Exactly as given, repeat all of the entries.

************

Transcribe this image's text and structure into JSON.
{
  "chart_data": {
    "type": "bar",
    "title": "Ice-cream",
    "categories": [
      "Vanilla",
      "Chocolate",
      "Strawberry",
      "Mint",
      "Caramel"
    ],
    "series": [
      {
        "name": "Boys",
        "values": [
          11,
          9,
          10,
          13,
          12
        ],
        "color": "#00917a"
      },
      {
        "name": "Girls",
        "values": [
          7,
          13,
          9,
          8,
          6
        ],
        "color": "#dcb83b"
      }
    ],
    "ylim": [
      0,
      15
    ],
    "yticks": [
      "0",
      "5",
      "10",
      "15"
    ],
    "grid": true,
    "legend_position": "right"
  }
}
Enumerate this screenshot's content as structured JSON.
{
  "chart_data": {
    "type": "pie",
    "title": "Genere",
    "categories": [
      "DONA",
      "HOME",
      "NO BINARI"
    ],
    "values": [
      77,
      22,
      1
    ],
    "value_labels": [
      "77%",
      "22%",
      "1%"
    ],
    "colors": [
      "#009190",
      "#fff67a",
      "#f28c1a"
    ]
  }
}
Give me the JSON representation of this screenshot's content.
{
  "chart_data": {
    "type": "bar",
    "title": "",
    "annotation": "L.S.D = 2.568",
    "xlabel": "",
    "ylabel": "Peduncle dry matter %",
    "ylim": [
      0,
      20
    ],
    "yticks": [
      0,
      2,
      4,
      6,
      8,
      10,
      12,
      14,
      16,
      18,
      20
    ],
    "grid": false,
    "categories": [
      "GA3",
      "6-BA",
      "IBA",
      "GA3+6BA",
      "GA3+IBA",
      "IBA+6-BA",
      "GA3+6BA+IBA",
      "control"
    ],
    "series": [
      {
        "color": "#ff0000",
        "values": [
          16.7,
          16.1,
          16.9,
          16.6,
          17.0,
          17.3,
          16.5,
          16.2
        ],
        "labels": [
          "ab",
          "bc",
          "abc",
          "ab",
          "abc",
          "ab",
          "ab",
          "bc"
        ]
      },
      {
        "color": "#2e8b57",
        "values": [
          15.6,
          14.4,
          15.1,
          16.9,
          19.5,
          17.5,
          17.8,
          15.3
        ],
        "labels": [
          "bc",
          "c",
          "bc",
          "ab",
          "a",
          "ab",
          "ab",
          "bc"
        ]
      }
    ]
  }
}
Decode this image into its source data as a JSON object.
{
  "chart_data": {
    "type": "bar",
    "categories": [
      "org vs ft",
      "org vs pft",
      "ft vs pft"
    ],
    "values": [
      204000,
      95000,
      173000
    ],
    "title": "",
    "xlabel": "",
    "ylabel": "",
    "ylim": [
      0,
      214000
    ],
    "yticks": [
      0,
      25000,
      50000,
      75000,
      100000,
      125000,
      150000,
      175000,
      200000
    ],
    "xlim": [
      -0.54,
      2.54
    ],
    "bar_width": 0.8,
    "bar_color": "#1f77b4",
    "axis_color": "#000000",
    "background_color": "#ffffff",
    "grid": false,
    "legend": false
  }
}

************

▸ ANSWER TO THE PROBLEM:
Transcribe this image's text and structure into JSON.
{
  "chart_data": {
    "type": "bar",
    "title": "Ice-cream",
    "categories": [
      "Vanilla",
      "Chocolate",
      "Strawberry",
      "Mint",
      "Caramel"
    ],
    "series": [
      {
        "name": "Boys",
        "values": [
          11,
          9,
          10,
          13,
          12
        ],
        "color": "#00917a"
      },
      {
        "name": "Girls",
        "values": [
          7,
          13,
          9,
          8,
          6
        ],
        "color": "#dcb83b"
      }
    ],
    "ylim": [
      0,
      15
    ],
    "yticks": [
      "0",
      "5",
      "10",
      "15"
    ],
    "grid": true,
    "legend_position": "right"
  }
}
Enumerate this screenshot's content as structured JSON.
{
  "chart_data": {
    "type": "pie",
    "title": "Genere",
    "categories": [
      "DONA",
      "HOME",
      "NO BINARI"
    ],
    "values": [
      77,
      22,
      1
    ],
    "value_labels": [
      "77%",
      "22%",
      "1%"
    ],
    "colors": [
      "#009190",
      "#fff67a",
      "#f28c1a"
    ]
  }
}
Give me the JSON representation of this screenshot's content.
{
  "chart_data": {
    "type": "bar",
    "title": "",
    "annotation": "L.S.D = 2.568",
    "xlabel": "",
    "ylabel": "Peduncle dry matter %",
    "ylim": [
      0,
      20
    ],
    "yticks": [
      0,
      2,
      4,
      6,
      8,
      10,
      12,
      14,
      16,
      18,
      20
    ],
    "grid": false,
    "categories": [
      "GA3",
      "6-BA",
      "IBA",
      "GA3+6BA",
      "GA3+IBA",
      "IBA+6-BA",
      "GA3+6BA+IBA",
      "control"
    ],
    "series": [
      {
        "color": "#ff0000",
        "values": [
          16.7,
          16.1,
          16.9,
          16.6,
          17.0,
          17.3,
          16.5,
          16.2
        ],
        "labels": [
          "ab",
          "bc",
          "abc",
          "ab",
          "abc",
          "ab",
          "ab",
          "bc"
        ]
      },
      {
        "color": "#2e8b57",
        "values": [
          15.6,
          14.4,
          15.1,
          16.9,
          19.5,
          17.5,
          17.8,
          15.3
        ],
        "labels": [
          "bc",
          "c",
          "bc",
          "ab",
          "a",
          "ab",
          "ab",
          "bc"
        ]
      }
    ]
  }
}
Decode this image into its source data as a JSON object.
{
  "chart_data": {
    "type": "bar",
    "categories": [
      "org vs ft",
      "org vs pft",
      "ft vs pft"
    ],
    "values": [
      204000,
      95000,
      173000
    ],
    "title": "",
    "xlabel": "",
    "ylabel": "",
    "ylim": [
      0,
      214000
    ],
    "yticks": [
      0,
      25000,
      50000,
      75000,
      100000,
      125000,
      150000,
      175000,
      200000
    ],
    "xlim": [
      -0.54,
      2.54
    ],
    "bar_width": 0.8,
    "bar_color": "#1f77b4",
    "axis_color": "#000000",
    "background_color": "#ffffff",
    "grid": false,
    "legend": false
  }
}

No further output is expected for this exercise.